> TASK BRIEF:
Copy all the data exactly, except the pictures.

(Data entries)

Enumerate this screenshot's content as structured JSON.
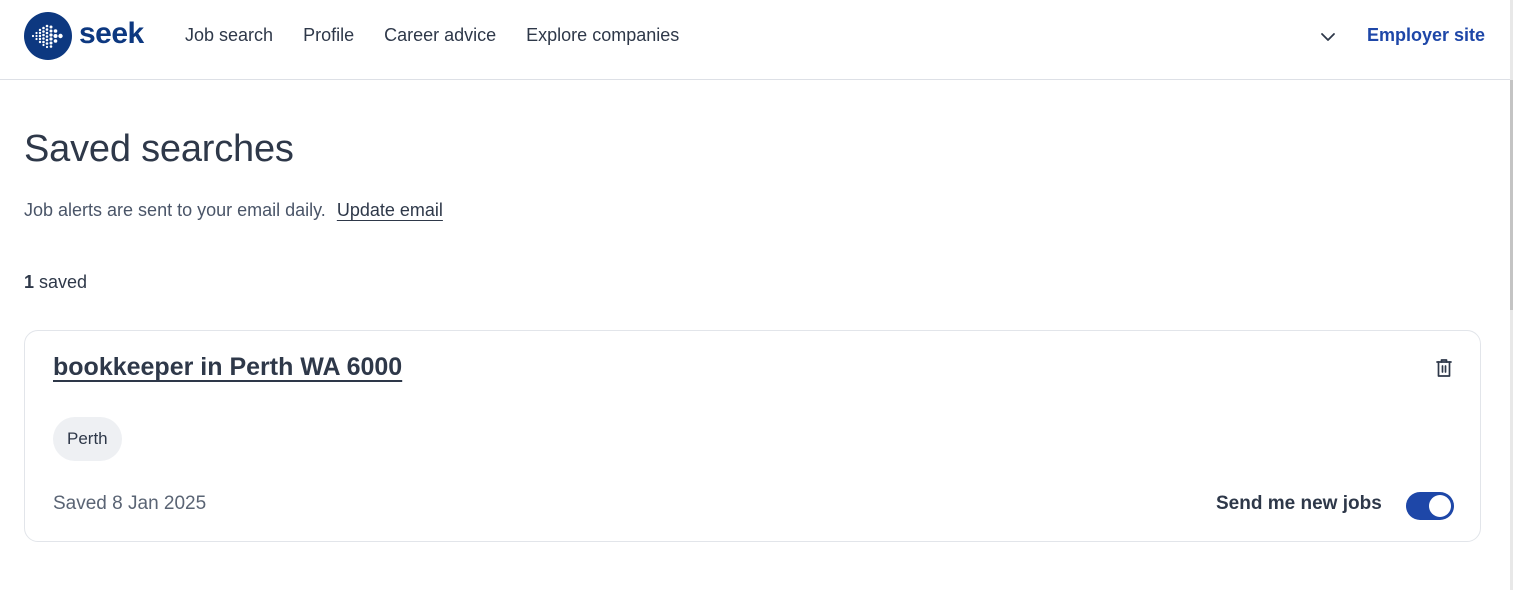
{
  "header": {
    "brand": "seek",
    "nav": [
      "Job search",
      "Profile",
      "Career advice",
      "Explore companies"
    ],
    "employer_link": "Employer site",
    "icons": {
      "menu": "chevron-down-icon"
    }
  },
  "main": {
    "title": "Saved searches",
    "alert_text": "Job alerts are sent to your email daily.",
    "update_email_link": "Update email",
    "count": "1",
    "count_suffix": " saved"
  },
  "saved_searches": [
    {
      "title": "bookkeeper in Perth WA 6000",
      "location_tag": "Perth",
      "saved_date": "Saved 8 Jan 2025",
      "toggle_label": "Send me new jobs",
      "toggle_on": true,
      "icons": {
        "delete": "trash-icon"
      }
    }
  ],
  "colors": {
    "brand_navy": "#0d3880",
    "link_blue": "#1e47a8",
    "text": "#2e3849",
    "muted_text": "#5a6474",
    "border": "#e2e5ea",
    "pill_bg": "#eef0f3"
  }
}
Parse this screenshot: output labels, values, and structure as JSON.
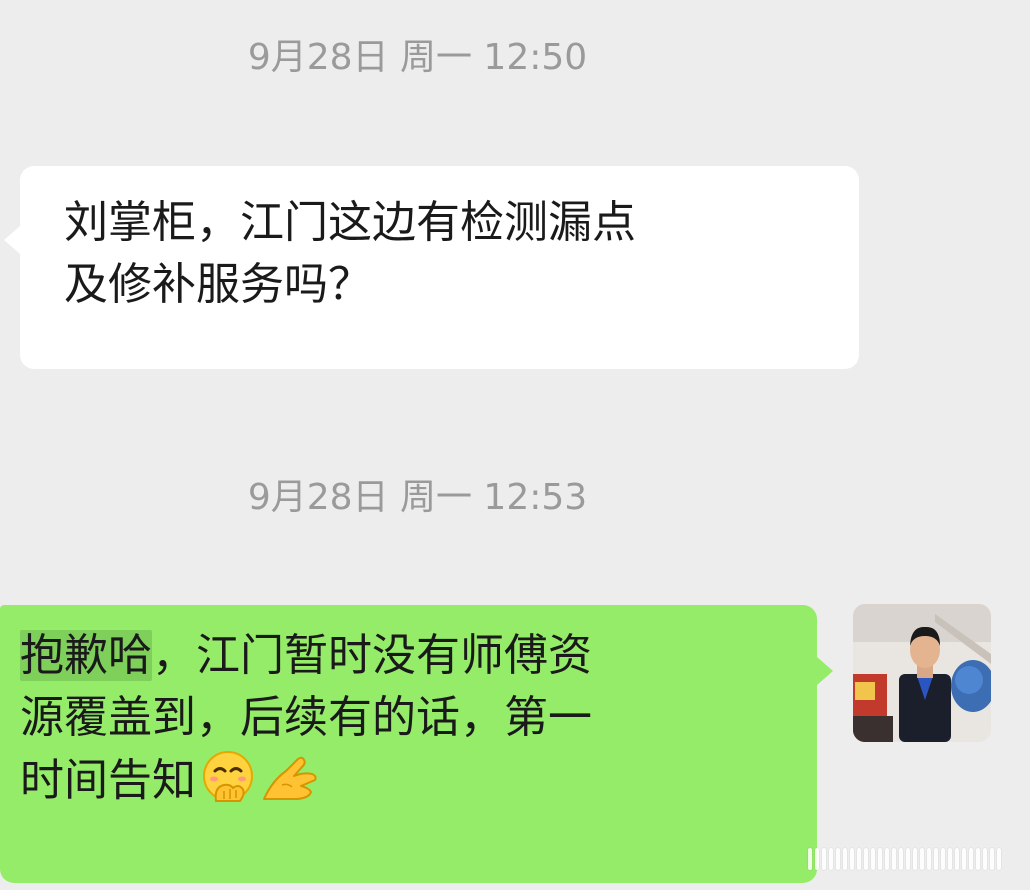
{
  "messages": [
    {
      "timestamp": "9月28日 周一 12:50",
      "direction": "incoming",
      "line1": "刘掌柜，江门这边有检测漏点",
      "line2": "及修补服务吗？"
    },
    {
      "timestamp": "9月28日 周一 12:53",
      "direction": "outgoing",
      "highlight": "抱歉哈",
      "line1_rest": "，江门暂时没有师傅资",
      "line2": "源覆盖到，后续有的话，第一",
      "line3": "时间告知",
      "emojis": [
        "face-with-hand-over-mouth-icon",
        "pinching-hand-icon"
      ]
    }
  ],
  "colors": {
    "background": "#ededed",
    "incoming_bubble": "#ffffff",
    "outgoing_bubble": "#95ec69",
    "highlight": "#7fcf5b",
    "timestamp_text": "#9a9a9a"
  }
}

> WRITTEN SOLUTION:
Enumerate this screenshot's content as structured JSON.
{
  "header": {
    "brand": "seek",
    "nav": [
      "Job search",
      "Profile",
      "Career advice",
      "Explore companies"
    ],
    "employer_link": "Employer site",
    "icons": {
      "menu": "chevron-down-icon"
    }
  },
  "main": {
    "title": "Saved searches",
    "alert_text": "Job alerts are sent to your email daily.",
    "update_email_link": "Update email",
    "count": "1",
    "count_suffix": " saved"
  },
  "saved_searches": [
    {
      "title": "bookkeeper in Perth WA 6000",
      "location_tag": "Perth",
      "saved_date": "Saved 8 Jan 2025",
      "toggle_label": "Send me new jobs",
      "toggle_on": true,
      "icons": {
        "delete": "trash-icon"
      }
    }
  ],
  "colors": {
    "brand_navy": "#0d3880",
    "link_blue": "#1e47a8",
    "text": "#2e3849",
    "muted_text": "#5a6474",
    "border": "#e2e5ea",
    "pill_bg": "#eef0f3"
  }
}
Parse this screenshot: output labels, values, and structure as JSON.
{
  "messages": [
    {
      "timestamp": "9月28日 周一 12:50",
      "direction": "incoming",
      "line1": "刘掌柜，江门这边有检测漏点",
      "line2": "及修补服务吗？"
    },
    {
      "timestamp": "9月28日 周一 12:53",
      "direction": "outgoing",
      "highlight": "抱歉哈",
      "line1_rest": "，江门暂时没有师傅资",
      "line2": "源覆盖到，后续有的话，第一",
      "line3": "时间告知",
      "emojis": [
        "face-with-hand-over-mouth-icon",
        "pinching-hand-icon"
      ]
    }
  ],
  "colors": {
    "background": "#ededed",
    "incoming_bubble": "#ffffff",
    "outgoing_bubble": "#95ec69",
    "highlight": "#7fcf5b",
    "timestamp_text": "#9a9a9a"
  }
}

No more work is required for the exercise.